Instructions to follow: Looking through the listing, how many of its lines hold the word "xlabel"? Answer with only the number.

Stored data:
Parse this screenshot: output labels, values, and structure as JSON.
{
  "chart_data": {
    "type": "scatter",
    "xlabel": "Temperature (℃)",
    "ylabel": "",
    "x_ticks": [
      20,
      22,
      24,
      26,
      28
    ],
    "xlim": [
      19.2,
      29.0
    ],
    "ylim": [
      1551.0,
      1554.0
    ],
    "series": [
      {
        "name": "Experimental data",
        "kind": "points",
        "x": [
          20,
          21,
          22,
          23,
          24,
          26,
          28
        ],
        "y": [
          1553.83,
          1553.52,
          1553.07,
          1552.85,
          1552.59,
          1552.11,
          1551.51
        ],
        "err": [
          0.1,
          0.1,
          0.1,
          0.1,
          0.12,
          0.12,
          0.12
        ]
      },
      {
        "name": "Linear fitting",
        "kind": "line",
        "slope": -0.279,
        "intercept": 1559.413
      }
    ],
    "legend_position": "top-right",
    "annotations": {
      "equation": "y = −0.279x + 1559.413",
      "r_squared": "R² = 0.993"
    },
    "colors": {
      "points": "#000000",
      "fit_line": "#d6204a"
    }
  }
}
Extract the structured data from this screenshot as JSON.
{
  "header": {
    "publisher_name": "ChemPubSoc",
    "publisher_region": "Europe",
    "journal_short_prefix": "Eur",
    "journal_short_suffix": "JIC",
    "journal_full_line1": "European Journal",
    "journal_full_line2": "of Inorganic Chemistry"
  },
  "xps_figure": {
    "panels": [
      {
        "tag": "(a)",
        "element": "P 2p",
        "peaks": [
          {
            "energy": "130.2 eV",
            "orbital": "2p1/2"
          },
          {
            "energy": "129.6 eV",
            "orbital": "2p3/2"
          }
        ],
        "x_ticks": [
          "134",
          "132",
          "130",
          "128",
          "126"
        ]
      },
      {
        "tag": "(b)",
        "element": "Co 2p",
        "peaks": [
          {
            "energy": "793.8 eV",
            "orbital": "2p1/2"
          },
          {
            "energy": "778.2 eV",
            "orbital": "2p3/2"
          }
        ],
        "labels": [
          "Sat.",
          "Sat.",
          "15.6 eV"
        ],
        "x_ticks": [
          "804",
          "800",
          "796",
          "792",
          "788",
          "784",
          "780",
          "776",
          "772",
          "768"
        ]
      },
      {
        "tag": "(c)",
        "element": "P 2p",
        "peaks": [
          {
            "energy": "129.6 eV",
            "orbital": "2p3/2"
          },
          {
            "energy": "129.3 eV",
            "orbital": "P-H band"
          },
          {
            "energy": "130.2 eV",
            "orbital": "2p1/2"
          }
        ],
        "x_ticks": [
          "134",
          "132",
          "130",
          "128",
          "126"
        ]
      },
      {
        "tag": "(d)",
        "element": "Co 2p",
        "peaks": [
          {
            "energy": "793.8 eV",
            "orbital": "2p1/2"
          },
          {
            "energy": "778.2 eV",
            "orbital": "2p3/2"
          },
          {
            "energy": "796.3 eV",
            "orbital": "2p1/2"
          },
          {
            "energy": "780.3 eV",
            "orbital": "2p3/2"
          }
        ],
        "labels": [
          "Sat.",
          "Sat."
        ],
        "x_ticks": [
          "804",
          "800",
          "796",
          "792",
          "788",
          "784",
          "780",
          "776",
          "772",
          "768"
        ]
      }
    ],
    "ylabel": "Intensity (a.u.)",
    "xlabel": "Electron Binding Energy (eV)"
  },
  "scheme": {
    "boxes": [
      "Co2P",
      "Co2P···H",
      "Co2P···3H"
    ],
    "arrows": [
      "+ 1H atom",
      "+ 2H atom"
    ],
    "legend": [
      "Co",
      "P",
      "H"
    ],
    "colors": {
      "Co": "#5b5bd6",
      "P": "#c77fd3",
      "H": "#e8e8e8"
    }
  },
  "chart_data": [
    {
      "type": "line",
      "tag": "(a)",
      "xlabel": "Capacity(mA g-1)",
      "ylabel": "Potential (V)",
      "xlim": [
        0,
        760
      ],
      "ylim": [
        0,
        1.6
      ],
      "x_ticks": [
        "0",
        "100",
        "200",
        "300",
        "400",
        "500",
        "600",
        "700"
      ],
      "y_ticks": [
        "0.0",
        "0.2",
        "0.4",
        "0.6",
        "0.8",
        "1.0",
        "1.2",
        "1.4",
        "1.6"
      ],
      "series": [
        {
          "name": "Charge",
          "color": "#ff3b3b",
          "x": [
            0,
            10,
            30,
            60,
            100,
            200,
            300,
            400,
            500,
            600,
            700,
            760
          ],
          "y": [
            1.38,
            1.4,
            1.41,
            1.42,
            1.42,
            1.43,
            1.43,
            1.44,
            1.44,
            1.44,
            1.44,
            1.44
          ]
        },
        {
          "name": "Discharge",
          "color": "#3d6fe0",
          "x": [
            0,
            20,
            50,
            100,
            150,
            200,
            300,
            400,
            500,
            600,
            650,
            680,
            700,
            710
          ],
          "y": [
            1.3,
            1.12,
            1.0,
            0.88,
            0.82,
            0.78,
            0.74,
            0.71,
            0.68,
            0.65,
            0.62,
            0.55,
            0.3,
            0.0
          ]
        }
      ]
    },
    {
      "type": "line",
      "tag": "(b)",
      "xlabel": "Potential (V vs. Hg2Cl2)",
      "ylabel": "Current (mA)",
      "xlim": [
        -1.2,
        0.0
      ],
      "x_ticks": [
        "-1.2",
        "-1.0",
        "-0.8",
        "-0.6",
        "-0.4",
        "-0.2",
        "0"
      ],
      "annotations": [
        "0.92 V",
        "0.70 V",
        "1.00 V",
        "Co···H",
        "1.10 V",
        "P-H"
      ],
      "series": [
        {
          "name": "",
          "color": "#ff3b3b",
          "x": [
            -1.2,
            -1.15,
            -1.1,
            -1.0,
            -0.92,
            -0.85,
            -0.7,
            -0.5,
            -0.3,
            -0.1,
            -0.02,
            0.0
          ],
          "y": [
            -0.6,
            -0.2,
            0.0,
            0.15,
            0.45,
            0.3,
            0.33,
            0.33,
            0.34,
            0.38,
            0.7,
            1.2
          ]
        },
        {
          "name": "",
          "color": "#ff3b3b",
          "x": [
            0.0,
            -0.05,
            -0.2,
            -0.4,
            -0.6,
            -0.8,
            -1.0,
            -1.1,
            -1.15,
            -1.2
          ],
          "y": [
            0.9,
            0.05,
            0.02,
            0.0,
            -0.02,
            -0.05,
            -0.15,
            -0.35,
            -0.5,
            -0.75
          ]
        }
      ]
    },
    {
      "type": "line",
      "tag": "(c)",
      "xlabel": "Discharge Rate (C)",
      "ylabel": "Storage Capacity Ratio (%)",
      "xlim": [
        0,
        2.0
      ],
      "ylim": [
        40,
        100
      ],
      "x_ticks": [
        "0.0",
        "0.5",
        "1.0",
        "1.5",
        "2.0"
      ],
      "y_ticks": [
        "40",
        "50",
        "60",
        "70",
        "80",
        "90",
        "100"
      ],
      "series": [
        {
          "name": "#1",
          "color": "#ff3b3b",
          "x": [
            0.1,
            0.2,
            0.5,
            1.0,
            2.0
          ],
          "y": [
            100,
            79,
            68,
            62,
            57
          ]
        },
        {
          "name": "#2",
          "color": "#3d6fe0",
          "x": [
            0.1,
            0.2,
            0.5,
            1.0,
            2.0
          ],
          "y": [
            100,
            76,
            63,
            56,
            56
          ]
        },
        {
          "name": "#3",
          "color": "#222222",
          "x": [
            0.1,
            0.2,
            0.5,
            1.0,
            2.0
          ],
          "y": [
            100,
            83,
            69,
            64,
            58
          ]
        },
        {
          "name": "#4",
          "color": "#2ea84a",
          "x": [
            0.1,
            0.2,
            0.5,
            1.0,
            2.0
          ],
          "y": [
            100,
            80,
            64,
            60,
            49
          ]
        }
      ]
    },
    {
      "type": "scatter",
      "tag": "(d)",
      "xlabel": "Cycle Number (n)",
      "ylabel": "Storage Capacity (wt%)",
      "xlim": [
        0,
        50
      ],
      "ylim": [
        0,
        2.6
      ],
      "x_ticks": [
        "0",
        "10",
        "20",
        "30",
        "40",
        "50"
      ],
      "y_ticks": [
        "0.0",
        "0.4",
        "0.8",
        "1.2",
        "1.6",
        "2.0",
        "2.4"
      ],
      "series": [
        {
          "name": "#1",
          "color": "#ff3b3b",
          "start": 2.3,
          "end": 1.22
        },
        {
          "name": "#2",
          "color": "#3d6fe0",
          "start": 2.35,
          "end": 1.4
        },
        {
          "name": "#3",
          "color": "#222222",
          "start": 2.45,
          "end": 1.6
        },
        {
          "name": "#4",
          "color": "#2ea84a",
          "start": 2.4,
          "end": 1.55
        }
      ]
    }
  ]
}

Exercise output: 6